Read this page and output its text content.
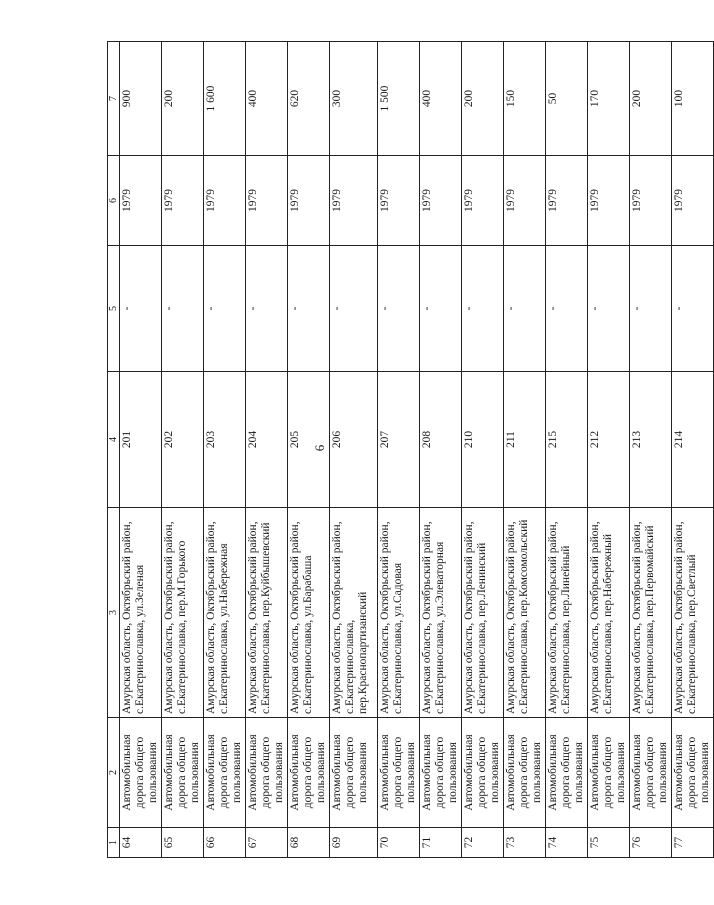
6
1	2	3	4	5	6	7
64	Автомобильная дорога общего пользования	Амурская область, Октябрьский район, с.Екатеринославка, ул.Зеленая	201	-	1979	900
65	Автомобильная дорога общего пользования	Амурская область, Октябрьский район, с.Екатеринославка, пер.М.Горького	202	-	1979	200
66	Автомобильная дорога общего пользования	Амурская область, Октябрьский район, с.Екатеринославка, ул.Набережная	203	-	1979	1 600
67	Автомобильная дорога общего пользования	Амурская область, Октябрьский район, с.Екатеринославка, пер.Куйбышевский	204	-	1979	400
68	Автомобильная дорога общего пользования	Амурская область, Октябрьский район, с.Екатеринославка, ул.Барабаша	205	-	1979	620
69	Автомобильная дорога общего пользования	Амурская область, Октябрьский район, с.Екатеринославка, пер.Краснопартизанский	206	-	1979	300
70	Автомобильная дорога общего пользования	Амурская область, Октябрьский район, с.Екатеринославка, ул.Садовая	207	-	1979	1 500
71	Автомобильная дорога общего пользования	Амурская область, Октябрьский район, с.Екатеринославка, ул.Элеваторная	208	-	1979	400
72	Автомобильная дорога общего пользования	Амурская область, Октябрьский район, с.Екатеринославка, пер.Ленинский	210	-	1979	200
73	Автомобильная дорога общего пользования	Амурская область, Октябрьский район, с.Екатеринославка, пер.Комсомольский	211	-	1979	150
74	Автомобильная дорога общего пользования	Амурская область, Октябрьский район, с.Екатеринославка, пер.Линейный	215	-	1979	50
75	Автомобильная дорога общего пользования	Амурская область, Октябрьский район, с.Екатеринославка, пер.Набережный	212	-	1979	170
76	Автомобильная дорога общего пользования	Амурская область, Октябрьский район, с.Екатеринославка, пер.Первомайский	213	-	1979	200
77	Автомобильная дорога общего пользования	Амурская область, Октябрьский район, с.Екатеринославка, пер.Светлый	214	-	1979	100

========================================================================

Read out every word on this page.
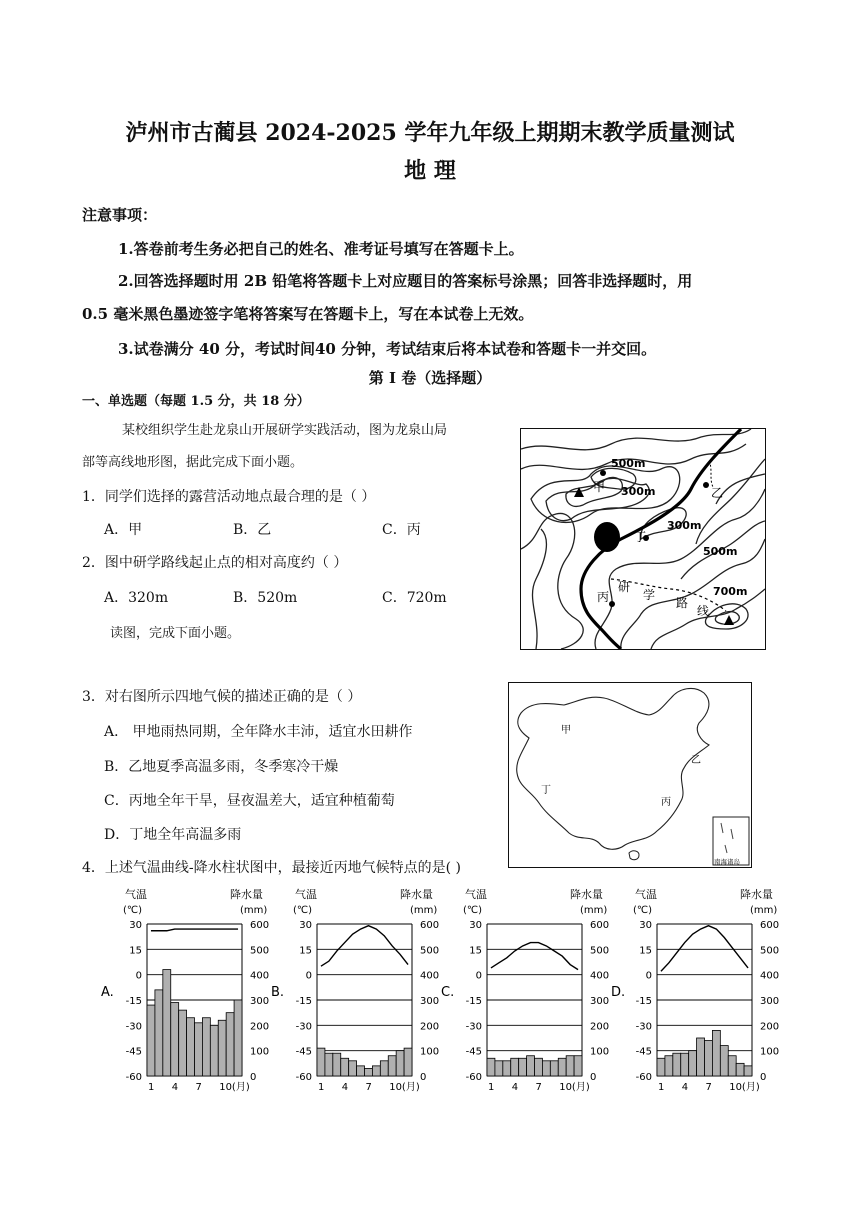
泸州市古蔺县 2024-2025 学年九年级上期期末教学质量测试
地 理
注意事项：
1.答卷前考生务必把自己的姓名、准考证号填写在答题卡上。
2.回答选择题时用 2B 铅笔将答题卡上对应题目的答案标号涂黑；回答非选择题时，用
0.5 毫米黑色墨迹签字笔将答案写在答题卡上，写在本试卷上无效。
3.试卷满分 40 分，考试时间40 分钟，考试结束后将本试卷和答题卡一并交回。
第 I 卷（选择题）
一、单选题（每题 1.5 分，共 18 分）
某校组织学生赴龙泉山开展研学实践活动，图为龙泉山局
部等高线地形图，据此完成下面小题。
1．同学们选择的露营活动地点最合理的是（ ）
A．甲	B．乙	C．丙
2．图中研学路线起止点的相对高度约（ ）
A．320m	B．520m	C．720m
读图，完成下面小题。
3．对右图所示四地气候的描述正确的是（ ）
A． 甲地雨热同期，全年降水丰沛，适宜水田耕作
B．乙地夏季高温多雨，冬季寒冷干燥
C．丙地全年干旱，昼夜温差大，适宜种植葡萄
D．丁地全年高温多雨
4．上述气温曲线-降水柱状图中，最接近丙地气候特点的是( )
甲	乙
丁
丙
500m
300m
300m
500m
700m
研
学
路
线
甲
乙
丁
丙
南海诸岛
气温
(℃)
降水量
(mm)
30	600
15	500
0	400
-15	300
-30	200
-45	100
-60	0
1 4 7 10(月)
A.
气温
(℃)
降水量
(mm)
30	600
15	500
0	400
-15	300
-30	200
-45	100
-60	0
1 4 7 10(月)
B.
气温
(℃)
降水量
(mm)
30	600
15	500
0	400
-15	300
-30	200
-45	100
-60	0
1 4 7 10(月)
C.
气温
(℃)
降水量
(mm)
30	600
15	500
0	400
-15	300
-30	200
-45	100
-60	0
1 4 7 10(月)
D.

========================================================================

Instructions to follow
Select and copy every line from the records that includes the word "this".

Task response
Read this page and output its text content.
Read out every word on this page.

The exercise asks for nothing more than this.